▶ _Material for this exercise_
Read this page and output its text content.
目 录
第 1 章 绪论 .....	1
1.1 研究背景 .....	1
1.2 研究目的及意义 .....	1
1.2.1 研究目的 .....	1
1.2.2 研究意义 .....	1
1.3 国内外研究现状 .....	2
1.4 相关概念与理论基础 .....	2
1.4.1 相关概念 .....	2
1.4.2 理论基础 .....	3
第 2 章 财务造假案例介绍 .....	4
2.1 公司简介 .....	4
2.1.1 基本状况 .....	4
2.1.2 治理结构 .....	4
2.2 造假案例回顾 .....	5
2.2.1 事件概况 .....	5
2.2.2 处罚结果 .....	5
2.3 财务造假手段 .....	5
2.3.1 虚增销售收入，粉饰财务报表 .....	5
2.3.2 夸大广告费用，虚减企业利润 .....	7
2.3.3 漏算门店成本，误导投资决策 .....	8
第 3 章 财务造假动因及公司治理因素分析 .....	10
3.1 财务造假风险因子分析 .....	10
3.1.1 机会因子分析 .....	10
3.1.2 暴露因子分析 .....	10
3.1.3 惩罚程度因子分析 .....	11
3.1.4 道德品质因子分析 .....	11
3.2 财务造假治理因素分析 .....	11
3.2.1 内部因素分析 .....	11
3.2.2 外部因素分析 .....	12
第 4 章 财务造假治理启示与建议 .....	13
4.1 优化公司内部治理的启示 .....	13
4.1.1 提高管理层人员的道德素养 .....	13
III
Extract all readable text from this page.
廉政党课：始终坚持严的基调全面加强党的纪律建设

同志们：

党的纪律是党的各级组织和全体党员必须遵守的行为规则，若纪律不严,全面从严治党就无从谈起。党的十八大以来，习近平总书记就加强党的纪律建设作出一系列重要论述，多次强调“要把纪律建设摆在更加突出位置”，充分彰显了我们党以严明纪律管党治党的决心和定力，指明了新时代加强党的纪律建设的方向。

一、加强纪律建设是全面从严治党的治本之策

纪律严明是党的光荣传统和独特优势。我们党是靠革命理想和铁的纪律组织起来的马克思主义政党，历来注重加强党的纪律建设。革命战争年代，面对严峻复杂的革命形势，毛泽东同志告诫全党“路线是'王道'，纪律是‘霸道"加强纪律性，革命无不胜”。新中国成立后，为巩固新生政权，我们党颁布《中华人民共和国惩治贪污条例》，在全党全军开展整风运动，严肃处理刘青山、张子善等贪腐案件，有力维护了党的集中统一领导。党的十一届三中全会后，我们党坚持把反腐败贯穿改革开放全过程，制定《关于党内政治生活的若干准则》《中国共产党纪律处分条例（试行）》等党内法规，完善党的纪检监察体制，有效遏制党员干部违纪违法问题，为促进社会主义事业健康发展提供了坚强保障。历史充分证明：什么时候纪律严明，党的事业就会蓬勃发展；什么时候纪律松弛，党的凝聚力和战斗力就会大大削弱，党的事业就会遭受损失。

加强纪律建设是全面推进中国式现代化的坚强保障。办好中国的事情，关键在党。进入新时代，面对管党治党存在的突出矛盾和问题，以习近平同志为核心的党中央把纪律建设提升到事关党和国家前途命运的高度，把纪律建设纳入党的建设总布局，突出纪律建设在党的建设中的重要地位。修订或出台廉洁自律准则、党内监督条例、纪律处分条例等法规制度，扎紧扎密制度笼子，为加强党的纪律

▶ _Task brief_
Give all of the entries again, word for word.

▶ _Completed exercise_
Read this page and output its text content.
目 录
第 1 章 绪论 .....	1
1.1 研究背景 .....	1
1.2 研究目的及意义 .....	1
1.2.1 研究目的 .....	1
1.2.2 研究意义 .....	1
1.3 国内外研究现状 .....	2
1.4 相关概念与理论基础 .....	2
1.4.1 相关概念 .....	2
1.4.2 理论基础 .....	3
第 2 章 财务造假案例介绍 .....	4
2.1 公司简介 .....	4
2.1.1 基本状况 .....	4
2.1.2 治理结构 .....	4
2.2 造假案例回顾 .....	5
2.2.1 事件概况 .....	5
2.2.2 处罚结果 .....	5
2.3 财务造假手段 .....	5
2.3.1 虚增销售收入，粉饰财务报表 .....	5
2.3.2 夸大广告费用，虚减企业利润 .....	7
2.3.3 漏算门店成本，误导投资决策 .....	8
第 3 章 财务造假动因及公司治理因素分析 .....	10
3.1 财务造假风险因子分析 .....	10
3.1.1 机会因子分析 .....	10
3.1.2 暴露因子分析 .....	10
3.1.3 惩罚程度因子分析 .....	11
3.1.4 道德品质因子分析 .....	11
3.2 财务造假治理因素分析 .....	11
3.2.1 内部因素分析 .....	11
3.2.2 外部因素分析 .....	12
第 4 章 财务造假治理启示与建议 .....	13
4.1 优化公司内部治理的启示 .....	13
4.1.1 提高管理层人员的道德素养 .....	13
III
Extract all readable text from this page.
廉政党课：始终坚持严的基调全面加强党的纪律建设

同志们：

党的纪律是党的各级组织和全体党员必须遵守的行为规则，若纪律不严,全面从严治党就无从谈起。党的十八大以来，习近平总书记就加强党的纪律建设作出一系列重要论述，多次强调“要把纪律建设摆在更加突出位置”，充分彰显了我们党以严明纪律管党治党的决心和定力，指明了新时代加强党的纪律建设的方向。

一、加强纪律建设是全面从严治党的治本之策

纪律严明是党的光荣传统和独特优势。我们党是靠革命理想和铁的纪律组织起来的马克思主义政党，历来注重加强党的纪律建设。革命战争年代，面对严峻复杂的革命形势，毛泽东同志告诫全党“路线是'王道'，纪律是‘霸道"加强纪律性，革命无不胜”。新中国成立后，为巩固新生政权，我们党颁布《中华人民共和国惩治贪污条例》，在全党全军开展整风运动，严肃处理刘青山、张子善等贪腐案件，有力维护了党的集中统一领导。党的十一届三中全会后，我们党坚持把反腐败贯穿改革开放全过程，制定《关于党内政治生活的若干准则》《中国共产党纪律处分条例（试行）》等党内法规，完善党的纪检监察体制，有效遏制党员干部违纪违法问题，为促进社会主义事业健康发展提供了坚强保障。历史充分证明：什么时候纪律严明，党的事业就会蓬勃发展；什么时候纪律松弛，党的凝聚力和战斗力就会大大削弱，党的事业就会遭受损失。

加强纪律建设是全面推进中国式现代化的坚强保障。办好中国的事情，关键在党。进入新时代，面对管党治党存在的突出矛盾和问题，以习近平同志为核心的党中央把纪律建设提升到事关党和国家前途命运的高度，把纪律建设纳入党的建设总布局，突出纪律建设在党的建设中的重要地位。修订或出台廉洁自律准则、党内监督条例、纪律处分条例等法规制度，扎紧扎密制度笼子，为加强党的纪律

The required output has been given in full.